Records to use:
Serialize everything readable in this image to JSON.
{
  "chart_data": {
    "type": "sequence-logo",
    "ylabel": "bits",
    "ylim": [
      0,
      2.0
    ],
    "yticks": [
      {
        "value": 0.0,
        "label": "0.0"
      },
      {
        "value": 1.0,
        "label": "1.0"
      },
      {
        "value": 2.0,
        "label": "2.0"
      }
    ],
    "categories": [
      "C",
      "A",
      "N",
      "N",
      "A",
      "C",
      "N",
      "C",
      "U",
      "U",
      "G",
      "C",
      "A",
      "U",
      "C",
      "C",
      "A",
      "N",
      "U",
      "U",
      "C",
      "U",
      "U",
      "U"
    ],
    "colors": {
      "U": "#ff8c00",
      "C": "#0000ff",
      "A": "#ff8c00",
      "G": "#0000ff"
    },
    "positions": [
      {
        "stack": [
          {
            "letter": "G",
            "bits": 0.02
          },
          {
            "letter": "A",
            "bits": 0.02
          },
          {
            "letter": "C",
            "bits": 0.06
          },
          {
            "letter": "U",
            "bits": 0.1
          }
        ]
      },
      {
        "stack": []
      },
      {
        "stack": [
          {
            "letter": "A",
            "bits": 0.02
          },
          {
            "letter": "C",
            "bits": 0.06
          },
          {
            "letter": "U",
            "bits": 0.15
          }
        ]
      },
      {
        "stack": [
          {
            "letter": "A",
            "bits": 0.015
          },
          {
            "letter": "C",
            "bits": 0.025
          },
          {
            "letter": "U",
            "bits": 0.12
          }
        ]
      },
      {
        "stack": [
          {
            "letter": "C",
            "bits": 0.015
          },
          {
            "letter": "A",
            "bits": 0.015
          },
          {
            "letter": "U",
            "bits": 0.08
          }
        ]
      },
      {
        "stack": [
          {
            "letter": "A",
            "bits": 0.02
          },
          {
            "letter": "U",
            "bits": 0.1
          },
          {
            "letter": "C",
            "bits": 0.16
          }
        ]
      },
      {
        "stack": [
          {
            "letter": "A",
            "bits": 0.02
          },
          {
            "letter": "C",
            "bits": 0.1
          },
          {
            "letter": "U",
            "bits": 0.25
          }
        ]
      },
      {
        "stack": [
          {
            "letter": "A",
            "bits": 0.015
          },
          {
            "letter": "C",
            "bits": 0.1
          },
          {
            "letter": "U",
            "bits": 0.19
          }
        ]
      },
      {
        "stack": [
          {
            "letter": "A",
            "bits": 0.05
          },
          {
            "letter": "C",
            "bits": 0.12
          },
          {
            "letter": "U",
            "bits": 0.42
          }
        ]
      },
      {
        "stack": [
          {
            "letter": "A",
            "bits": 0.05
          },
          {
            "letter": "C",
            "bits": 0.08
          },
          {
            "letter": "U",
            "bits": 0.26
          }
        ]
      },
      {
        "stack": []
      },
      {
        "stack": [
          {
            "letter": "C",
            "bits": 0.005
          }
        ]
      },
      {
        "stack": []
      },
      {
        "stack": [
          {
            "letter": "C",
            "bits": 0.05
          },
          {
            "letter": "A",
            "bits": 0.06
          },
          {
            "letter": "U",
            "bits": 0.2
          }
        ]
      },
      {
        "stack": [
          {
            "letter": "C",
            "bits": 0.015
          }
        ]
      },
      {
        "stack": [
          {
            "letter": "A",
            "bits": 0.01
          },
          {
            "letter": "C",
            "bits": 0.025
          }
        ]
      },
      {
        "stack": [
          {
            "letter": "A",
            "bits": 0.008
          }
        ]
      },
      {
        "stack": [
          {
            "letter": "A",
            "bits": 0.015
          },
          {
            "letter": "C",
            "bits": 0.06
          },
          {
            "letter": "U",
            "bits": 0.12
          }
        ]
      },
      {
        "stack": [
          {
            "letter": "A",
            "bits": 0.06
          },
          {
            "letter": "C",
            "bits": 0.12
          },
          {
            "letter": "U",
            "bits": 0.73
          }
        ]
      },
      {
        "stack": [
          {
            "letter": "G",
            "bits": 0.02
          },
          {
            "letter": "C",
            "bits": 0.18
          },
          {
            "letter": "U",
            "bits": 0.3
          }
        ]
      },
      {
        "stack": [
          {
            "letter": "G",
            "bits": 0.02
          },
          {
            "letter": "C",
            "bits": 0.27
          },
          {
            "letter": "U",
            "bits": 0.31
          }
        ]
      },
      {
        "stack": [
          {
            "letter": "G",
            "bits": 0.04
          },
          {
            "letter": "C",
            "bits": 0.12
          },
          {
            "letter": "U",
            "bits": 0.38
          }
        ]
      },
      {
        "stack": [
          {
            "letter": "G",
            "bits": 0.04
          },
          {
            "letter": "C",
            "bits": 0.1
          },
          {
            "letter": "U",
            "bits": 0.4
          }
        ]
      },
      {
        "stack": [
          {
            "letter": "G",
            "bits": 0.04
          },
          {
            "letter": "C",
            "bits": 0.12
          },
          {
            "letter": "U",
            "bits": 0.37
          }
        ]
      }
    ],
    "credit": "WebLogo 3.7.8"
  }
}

Task instructions: The full set of records should be duplicated exactly.

Task output:
Serialize everything readable in this image to JSON.
{
  "chart_data": {
    "type": "sequence-logo",
    "ylabel": "bits",
    "ylim": [
      0,
      2.0
    ],
    "yticks": [
      {
        "value": 0.0,
        "label": "0.0"
      },
      {
        "value": 1.0,
        "label": "1.0"
      },
      {
        "value": 2.0,
        "label": "2.0"
      }
    ],
    "categories": [
      "C",
      "A",
      "N",
      "N",
      "A",
      "C",
      "N",
      "C",
      "U",
      "U",
      "G",
      "C",
      "A",
      "U",
      "C",
      "C",
      "A",
      "N",
      "U",
      "U",
      "C",
      "U",
      "U",
      "U"
    ],
    "colors": {
      "U": "#ff8c00",
      "C": "#0000ff",
      "A": "#ff8c00",
      "G": "#0000ff"
    },
    "positions": [
      {
        "stack": [
          {
            "letter": "G",
            "bits": 0.02
          },
          {
            "letter": "A",
            "bits": 0.02
          },
          {
            "letter": "C",
            "bits": 0.06
          },
          {
            "letter": "U",
            "bits": 0.1
          }
        ]
      },
      {
        "stack": []
      },
      {
        "stack": [
          {
            "letter": "A",
            "bits": 0.02
          },
          {
            "letter": "C",
            "bits": 0.06
          },
          {
            "letter": "U",
            "bits": 0.15
          }
        ]
      },
      {
        "stack": [
          {
            "letter": "A",
            "bits": 0.015
          },
          {
            "letter": "C",
            "bits": 0.025
          },
          {
            "letter": "U",
            "bits": 0.12
          }
        ]
      },
      {
        "stack": [
          {
            "letter": "C",
            "bits": 0.015
          },
          {
            "letter": "A",
            "bits": 0.015
          },
          {
            "letter": "U",
            "bits": 0.08
          }
        ]
      },
      {
        "stack": [
          {
            "letter": "A",
            "bits": 0.02
          },
          {
            "letter": "U",
            "bits": 0.1
          },
          {
            "letter": "C",
            "bits": 0.16
          }
        ]
      },
      {
        "stack": [
          {
            "letter": "A",
            "bits": 0.02
          },
          {
            "letter": "C",
            "bits": 0.1
          },
          {
            "letter": "U",
            "bits": 0.25
          }
        ]
      },
      {
        "stack": [
          {
            "letter": "A",
            "bits": 0.015
          },
          {
            "letter": "C",
            "bits": 0.1
          },
          {
            "letter": "U",
            "bits": 0.19
          }
        ]
      },
      {
        "stack": [
          {
            "letter": "A",
            "bits": 0.05
          },
          {
            "letter": "C",
            "bits": 0.12
          },
          {
            "letter": "U",
            "bits": 0.42
          }
        ]
      },
      {
        "stack": [
          {
            "letter": "A",
            "bits": 0.05
          },
          {
            "letter": "C",
            "bits": 0.08
          },
          {
            "letter": "U",
            "bits": 0.26
          }
        ]
      },
      {
        "stack": []
      },
      {
        "stack": [
          {
            "letter": "C",
            "bits": 0.005
          }
        ]
      },
      {
        "stack": []
      },
      {
        "stack": [
          {
            "letter": "C",
            "bits": 0.05
          },
          {
            "letter": "A",
            "bits": 0.06
          },
          {
            "letter": "U",
            "bits": 0.2
          }
        ]
      },
      {
        "stack": [
          {
            "letter": "C",
            "bits": 0.015
          }
        ]
      },
      {
        "stack": [
          {
            "letter": "A",
            "bits": 0.01
          },
          {
            "letter": "C",
            "bits": 0.025
          }
        ]
      },
      {
        "stack": [
          {
            "letter": "A",
            "bits": 0.008
          }
        ]
      },
      {
        "stack": [
          {
            "letter": "A",
            "bits": 0.015
          },
          {
            "letter": "C",
            "bits": 0.06
          },
          {
            "letter": "U",
            "bits": 0.12
          }
        ]
      },
      {
        "stack": [
          {
            "letter": "A",
            "bits": 0.06
          },
          {
            "letter": "C",
            "bits": 0.12
          },
          {
            "letter": "U",
            "bits": 0.73
          }
        ]
      },
      {
        "stack": [
          {
            "letter": "G",
            "bits": 0.02
          },
          {
            "letter": "C",
            "bits": 0.18
          },
          {
            "letter": "U",
            "bits": 0.3
          }
        ]
      },
      {
        "stack": [
          {
            "letter": "G",
            "bits": 0.02
          },
          {
            "letter": "C",
            "bits": 0.27
          },
          {
            "letter": "U",
            "bits": 0.31
          }
        ]
      },
      {
        "stack": [
          {
            "letter": "G",
            "bits": 0.04
          },
          {
            "letter": "C",
            "bits": 0.12
          },
          {
            "letter": "U",
            "bits": 0.38
          }
        ]
      },
      {
        "stack": [
          {
            "letter": "G",
            "bits": 0.04
          },
          {
            "letter": "C",
            "bits": 0.1
          },
          {
            "letter": "U",
            "bits": 0.4
          }
        ]
      },
      {
        "stack": [
          {
            "letter": "G",
            "bits": 0.04
          },
          {
            "letter": "C",
            "bits": 0.12
          },
          {
            "letter": "U",
            "bits": 0.37
          }
        ]
      }
    ],
    "credit": "WebLogo 3.7.8"
  }
}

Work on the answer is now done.